>>
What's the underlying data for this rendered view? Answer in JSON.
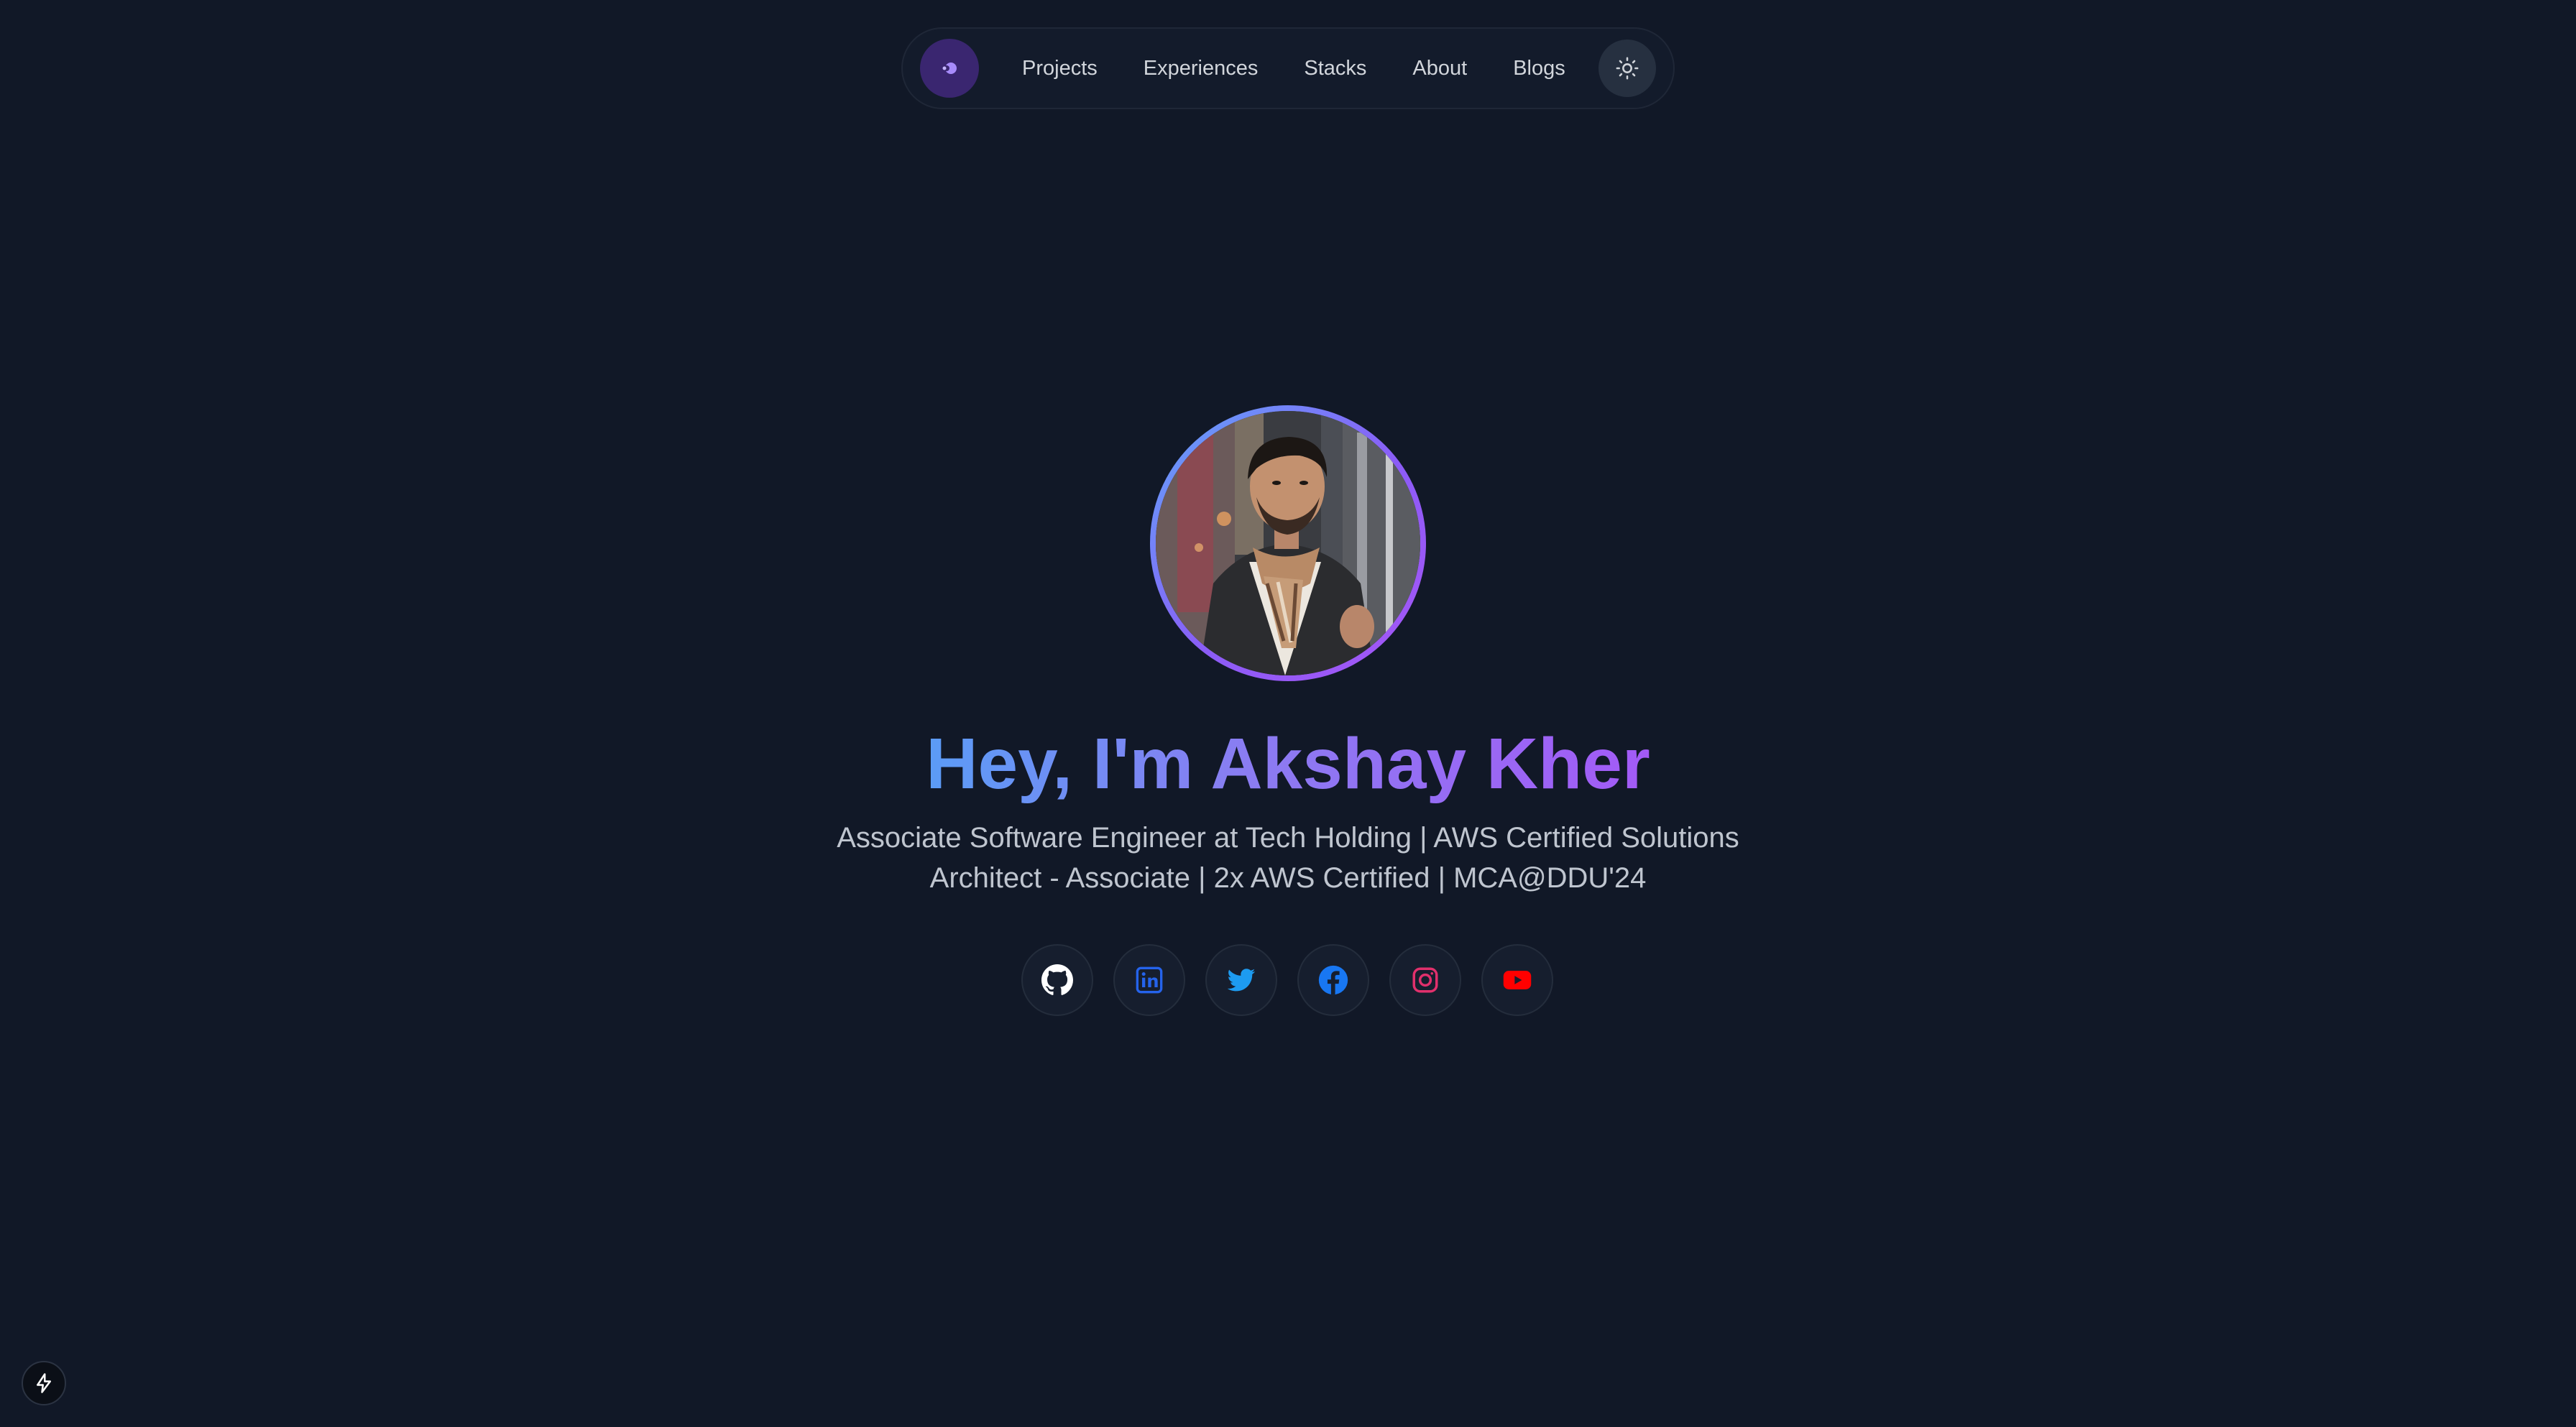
{
  "nav": {
    "logo_icon": "logo-icon",
    "links": [
      {
        "label": "Projects"
      },
      {
        "label": "Experiences"
      },
      {
        "label": "Stacks"
      },
      {
        "label": "About"
      },
      {
        "label": "Blogs"
      }
    ],
    "theme_icon": "sun-icon"
  },
  "hero": {
    "title": "Hey, I'm Akshay Kher",
    "subtitle_line1": "Associate Software Engineer at Tech Holding | AWS Certified Solutions",
    "subtitle_line2": "Architect - Associate | 2x AWS Certified | MCA@DDU'24"
  },
  "socials": [
    {
      "icon": "github-icon",
      "color": "#ffffff"
    },
    {
      "icon": "linkedin-icon",
      "color": "#2563eb"
    },
    {
      "icon": "twitter-icon",
      "color": "#1d9bf0"
    },
    {
      "icon": "facebook-icon",
      "color": "#1877f2"
    },
    {
      "icon": "instagram-icon",
      "color": "#e1306c"
    },
    {
      "icon": "youtube-icon",
      "color": "#ff0000"
    }
  ],
  "colors": {
    "background": "#111827",
    "gradient_start": "#5b9cf6",
    "gradient_end": "#a35af6",
    "nav_logo_bg": "#3a2670"
  },
  "corner_badge_icon": "lightning-icon"
}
<<
◆ **Set exercise**: Transcribe the material as is, with images omitted.

◆ **The result**:
What's the underlying data for this rendered view? Answer in JSON.
{
  "nav": {
    "logo_icon": "logo-icon",
    "links": [
      {
        "label": "Projects"
      },
      {
        "label": "Experiences"
      },
      {
        "label": "Stacks"
      },
      {
        "label": "About"
      },
      {
        "label": "Blogs"
      }
    ],
    "theme_icon": "sun-icon"
  },
  "hero": {
    "title": "Hey, I'm Akshay Kher",
    "subtitle_line1": "Associate Software Engineer at Tech Holding | AWS Certified Solutions",
    "subtitle_line2": "Architect - Associate | 2x AWS Certified | MCA@DDU'24"
  },
  "socials": [
    {
      "icon": "github-icon",
      "color": "#ffffff"
    },
    {
      "icon": "linkedin-icon",
      "color": "#2563eb"
    },
    {
      "icon": "twitter-icon",
      "color": "#1d9bf0"
    },
    {
      "icon": "facebook-icon",
      "color": "#1877f2"
    },
    {
      "icon": "instagram-icon",
      "color": "#e1306c"
    },
    {
      "icon": "youtube-icon",
      "color": "#ff0000"
    }
  ],
  "colors": {
    "background": "#111827",
    "gradient_start": "#5b9cf6",
    "gradient_end": "#a35af6",
    "nav_logo_bg": "#3a2670"
  },
  "corner_badge_icon": "lightning-icon"
}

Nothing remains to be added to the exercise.